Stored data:
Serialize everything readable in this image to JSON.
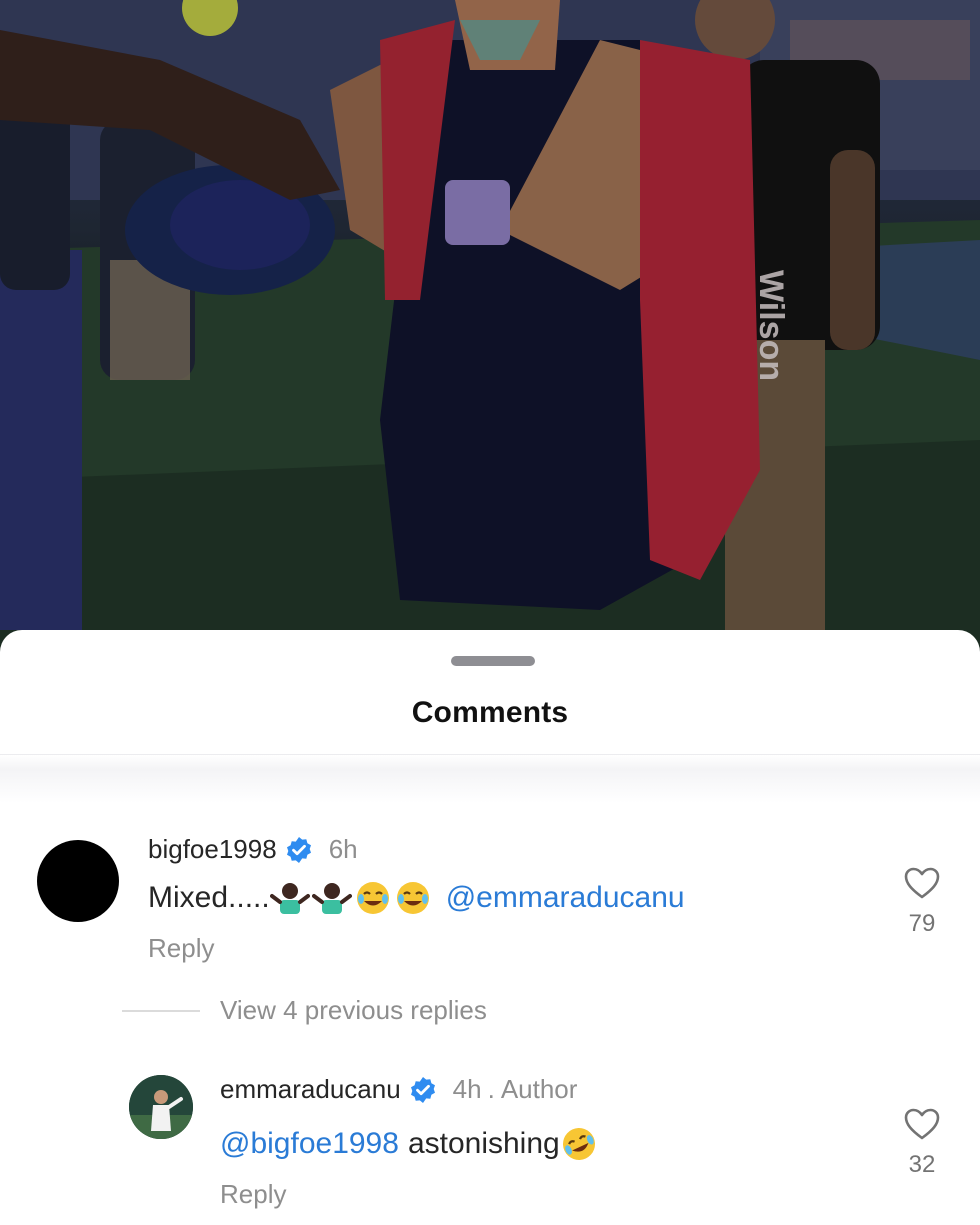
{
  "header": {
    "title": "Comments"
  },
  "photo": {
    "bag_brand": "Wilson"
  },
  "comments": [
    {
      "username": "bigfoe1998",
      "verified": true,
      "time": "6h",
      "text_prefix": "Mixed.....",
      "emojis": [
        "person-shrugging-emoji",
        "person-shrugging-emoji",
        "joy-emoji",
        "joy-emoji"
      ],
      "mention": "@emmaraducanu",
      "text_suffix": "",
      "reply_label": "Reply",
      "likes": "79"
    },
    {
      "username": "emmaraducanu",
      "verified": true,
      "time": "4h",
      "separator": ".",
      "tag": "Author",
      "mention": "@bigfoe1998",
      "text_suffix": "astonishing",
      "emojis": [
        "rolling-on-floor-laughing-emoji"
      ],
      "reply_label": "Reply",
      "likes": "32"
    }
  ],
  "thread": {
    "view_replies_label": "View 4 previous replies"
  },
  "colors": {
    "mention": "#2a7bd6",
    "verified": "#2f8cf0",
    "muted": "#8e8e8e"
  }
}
--
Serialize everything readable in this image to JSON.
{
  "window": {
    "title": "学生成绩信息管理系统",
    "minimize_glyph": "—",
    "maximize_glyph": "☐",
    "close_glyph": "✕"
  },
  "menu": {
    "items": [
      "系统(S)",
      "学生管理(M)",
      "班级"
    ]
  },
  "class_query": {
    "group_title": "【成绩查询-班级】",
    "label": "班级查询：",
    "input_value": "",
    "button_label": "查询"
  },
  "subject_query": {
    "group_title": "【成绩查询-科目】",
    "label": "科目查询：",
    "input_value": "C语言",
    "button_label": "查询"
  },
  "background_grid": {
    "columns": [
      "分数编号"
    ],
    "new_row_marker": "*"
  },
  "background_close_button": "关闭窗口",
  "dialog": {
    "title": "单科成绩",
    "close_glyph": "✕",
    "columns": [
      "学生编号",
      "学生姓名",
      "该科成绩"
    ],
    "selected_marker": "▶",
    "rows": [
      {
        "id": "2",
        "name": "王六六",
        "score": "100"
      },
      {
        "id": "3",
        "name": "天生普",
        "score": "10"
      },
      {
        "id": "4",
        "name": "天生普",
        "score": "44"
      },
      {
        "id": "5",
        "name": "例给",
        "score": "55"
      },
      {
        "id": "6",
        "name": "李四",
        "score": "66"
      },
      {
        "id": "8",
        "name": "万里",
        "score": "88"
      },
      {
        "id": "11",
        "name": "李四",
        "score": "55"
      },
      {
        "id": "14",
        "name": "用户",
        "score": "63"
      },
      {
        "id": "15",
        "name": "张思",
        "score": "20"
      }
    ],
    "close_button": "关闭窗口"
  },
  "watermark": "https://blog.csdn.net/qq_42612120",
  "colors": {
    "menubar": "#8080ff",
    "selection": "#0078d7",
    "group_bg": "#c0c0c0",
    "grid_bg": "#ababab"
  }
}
...
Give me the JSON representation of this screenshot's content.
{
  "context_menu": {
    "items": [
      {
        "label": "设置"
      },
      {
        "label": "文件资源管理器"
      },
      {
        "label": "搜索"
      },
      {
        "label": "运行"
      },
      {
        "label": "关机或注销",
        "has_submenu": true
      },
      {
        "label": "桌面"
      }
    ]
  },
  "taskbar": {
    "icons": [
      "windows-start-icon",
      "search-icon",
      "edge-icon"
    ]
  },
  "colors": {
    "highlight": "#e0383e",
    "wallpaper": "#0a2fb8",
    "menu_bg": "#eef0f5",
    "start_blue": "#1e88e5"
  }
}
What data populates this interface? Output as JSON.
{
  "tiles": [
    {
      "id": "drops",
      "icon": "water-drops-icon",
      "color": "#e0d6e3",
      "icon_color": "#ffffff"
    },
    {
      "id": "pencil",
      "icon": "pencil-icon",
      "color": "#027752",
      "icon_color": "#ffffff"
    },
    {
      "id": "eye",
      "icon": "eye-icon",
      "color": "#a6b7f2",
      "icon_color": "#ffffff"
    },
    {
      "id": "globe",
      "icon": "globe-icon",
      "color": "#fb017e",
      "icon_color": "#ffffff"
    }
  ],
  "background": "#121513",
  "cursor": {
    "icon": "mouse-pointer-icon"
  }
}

## EXERCISE REQUIREMENTS:
Filter the records for lines holding the string "JSON". Copy each one.

## RESULT OF THIS EXERCISE:
Serialize everything readable in this image to JSON.
Serialize everything readable in this image to JSON.
Give me the JSON representation of this screenshot's content.
What data populates this interface? Output as JSON.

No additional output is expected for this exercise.